◆ The problem ◆
Exclude any images and output the remaining records exactly.
◇ ◇ ◇
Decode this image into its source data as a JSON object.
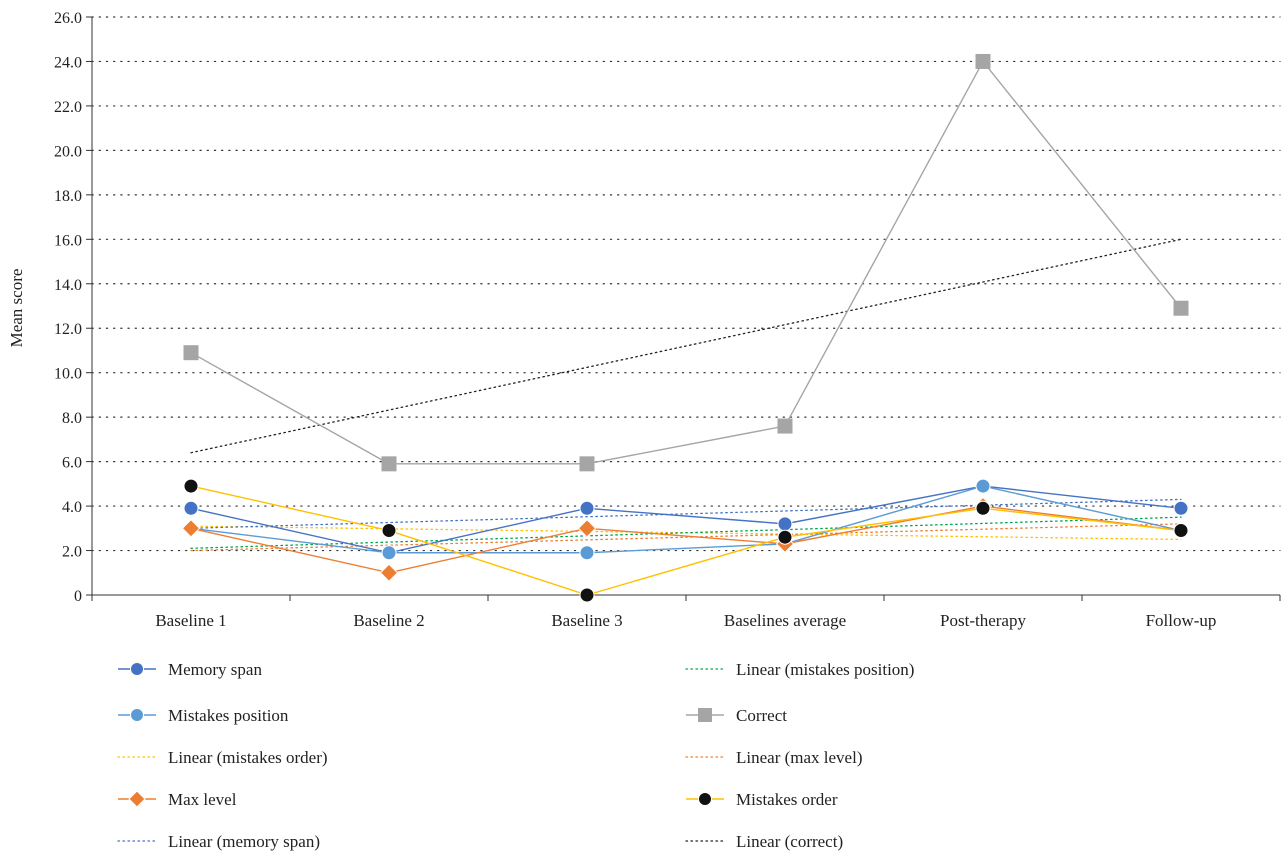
{
  "chart_data": {
    "type": "line",
    "title": "",
    "xlabel": "",
    "ylabel": "Mean score",
    "ylim": [
      0,
      26
    ],
    "y_ticks": [
      "0",
      "2.0",
      "4.0",
      "6.0",
      "8.0",
      "10.0",
      "12.0",
      "14.0",
      "16.0",
      "18.0",
      "20.0",
      "22.0",
      "24.0",
      "26.0"
    ],
    "categories": [
      "Baseline 1",
      "Baseline 2",
      "Baseline 3",
      "Baselines average",
      "Post-therapy",
      "Follow-up"
    ],
    "grid": "horizontal dotted",
    "legend_position": "bottom",
    "series": [
      {
        "name": "Memory span",
        "values": [
          3.9,
          1.9,
          3.9,
          3.2,
          4.9,
          3.9
        ],
        "color": "#4472C4",
        "marker": "circle"
      },
      {
        "name": "Mistakes position",
        "values": [
          3.0,
          1.9,
          1.9,
          2.3,
          4.9,
          2.9
        ],
        "color": "#5B9BD5",
        "marker": "circle"
      },
      {
        "name": "Max level",
        "values": [
          3.0,
          1.0,
          3.0,
          2.3,
          4.0,
          2.9
        ],
        "color": "#ED7D31",
        "marker": "diamond"
      },
      {
        "name": "Correct",
        "values": [
          10.9,
          5.9,
          5.9,
          7.6,
          24.0,
          12.9
        ],
        "color": "#A5A5A5",
        "marker": "square"
      },
      {
        "name": "Mistakes order",
        "values": [
          4.9,
          2.9,
          0,
          2.6,
          3.9,
          2.9
        ],
        "color": "#FFC000",
        "marker": "circle",
        "marker_color": "#111111"
      }
    ],
    "trendlines": [
      {
        "name": "Linear (mistakes order)",
        "start": 3.1,
        "end": 2.5,
        "color": "#FFC000"
      },
      {
        "name": "Linear (memory span)",
        "start": 3.0,
        "end": 4.3,
        "color": "#4472C4"
      },
      {
        "name": "Linear (mistakes position)",
        "start": 2.1,
        "end": 3.5,
        "color": "#00A650"
      },
      {
        "name": "Linear (max level)",
        "start": 2.0,
        "end": 3.2,
        "color": "#ED7D31"
      },
      {
        "name": "Linear (correct)",
        "start": 6.4,
        "end": 16.0,
        "color": "#222222"
      }
    ],
    "legend": [
      {
        "label": "Memory span",
        "kind": "line-marker",
        "color": "#4472C4",
        "marker": "circle"
      },
      {
        "label": "Mistakes position",
        "kind": "line-marker",
        "color": "#5B9BD5",
        "marker": "circle"
      },
      {
        "label": "Linear (mistakes order)",
        "kind": "dotted",
        "color": "#FFC000"
      },
      {
        "label": "Max level",
        "kind": "line-marker",
        "color": "#ED7D31",
        "marker": "diamond"
      },
      {
        "label": "Linear (memory span)",
        "kind": "dotted",
        "color": "#4472C4"
      },
      {
        "label": "Linear (mistakes position)",
        "kind": "dotted",
        "color": "#00A650"
      },
      {
        "label": "Correct",
        "kind": "line-marker",
        "color": "#A5A5A5",
        "marker": "square"
      },
      {
        "label": "Linear (max level)",
        "kind": "dotted",
        "color": "#ED7D31"
      },
      {
        "label": "Mistakes order",
        "kind": "line-marker",
        "color": "#FFC000",
        "marker": "circle",
        "marker_color": "#111111"
      },
      {
        "label": "Linear (correct)",
        "kind": "dotted",
        "color": "#222222"
      }
    ]
  }
}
◇ ◇ ◇
◆ Problem solution ◆
Decode this image into its source data as a JSON object.
{
  "chart_data": {
    "type": "line",
    "title": "",
    "xlabel": "",
    "ylabel": "Mean score",
    "ylim": [
      0,
      26
    ],
    "y_ticks": [
      "0",
      "2.0",
      "4.0",
      "6.0",
      "8.0",
      "10.0",
      "12.0",
      "14.0",
      "16.0",
      "18.0",
      "20.0",
      "22.0",
      "24.0",
      "26.0"
    ],
    "categories": [
      "Baseline 1",
      "Baseline 2",
      "Baseline 3",
      "Baselines average",
      "Post-therapy",
      "Follow-up"
    ],
    "grid": "horizontal dotted",
    "legend_position": "bottom",
    "series": [
      {
        "name": "Memory span",
        "values": [
          3.9,
          1.9,
          3.9,
          3.2,
          4.9,
          3.9
        ],
        "color": "#4472C4",
        "marker": "circle"
      },
      {
        "name": "Mistakes position",
        "values": [
          3.0,
          1.9,
          1.9,
          2.3,
          4.9,
          2.9
        ],
        "color": "#5B9BD5",
        "marker": "circle"
      },
      {
        "name": "Max level",
        "values": [
          3.0,
          1.0,
          3.0,
          2.3,
          4.0,
          2.9
        ],
        "color": "#ED7D31",
        "marker": "diamond"
      },
      {
        "name": "Correct",
        "values": [
          10.9,
          5.9,
          5.9,
          7.6,
          24.0,
          12.9
        ],
        "color": "#A5A5A5",
        "marker": "square"
      },
      {
        "name": "Mistakes order",
        "values": [
          4.9,
          2.9,
          0,
          2.6,
          3.9,
          2.9
        ],
        "color": "#FFC000",
        "marker": "circle",
        "marker_color": "#111111"
      }
    ],
    "trendlines": [
      {
        "name": "Linear (mistakes order)",
        "start": 3.1,
        "end": 2.5,
        "color": "#FFC000"
      },
      {
        "name": "Linear (memory span)",
        "start": 3.0,
        "end": 4.3,
        "color": "#4472C4"
      },
      {
        "name": "Linear (mistakes position)",
        "start": 2.1,
        "end": 3.5,
        "color": "#00A650"
      },
      {
        "name": "Linear (max level)",
        "start": 2.0,
        "end": 3.2,
        "color": "#ED7D31"
      },
      {
        "name": "Linear (correct)",
        "start": 6.4,
        "end": 16.0,
        "color": "#222222"
      }
    ],
    "legend": [
      {
        "label": "Memory span",
        "kind": "line-marker",
        "color": "#4472C4",
        "marker": "circle"
      },
      {
        "label": "Mistakes position",
        "kind": "line-marker",
        "color": "#5B9BD5",
        "marker": "circle"
      },
      {
        "label": "Linear (mistakes order)",
        "kind": "dotted",
        "color": "#FFC000"
      },
      {
        "label": "Max level",
        "kind": "line-marker",
        "color": "#ED7D31",
        "marker": "diamond"
      },
      {
        "label": "Linear (memory span)",
        "kind": "dotted",
        "color": "#4472C4"
      },
      {
        "label": "Linear (mistakes position)",
        "kind": "dotted",
        "color": "#00A650"
      },
      {
        "label": "Correct",
        "kind": "line-marker",
        "color": "#A5A5A5",
        "marker": "square"
      },
      {
        "label": "Linear (max level)",
        "kind": "dotted",
        "color": "#ED7D31"
      },
      {
        "label": "Mistakes order",
        "kind": "line-marker",
        "color": "#FFC000",
        "marker": "circle",
        "marker_color": "#111111"
      },
      {
        "label": "Linear (correct)",
        "kind": "dotted",
        "color": "#222222"
      }
    ]
  }
}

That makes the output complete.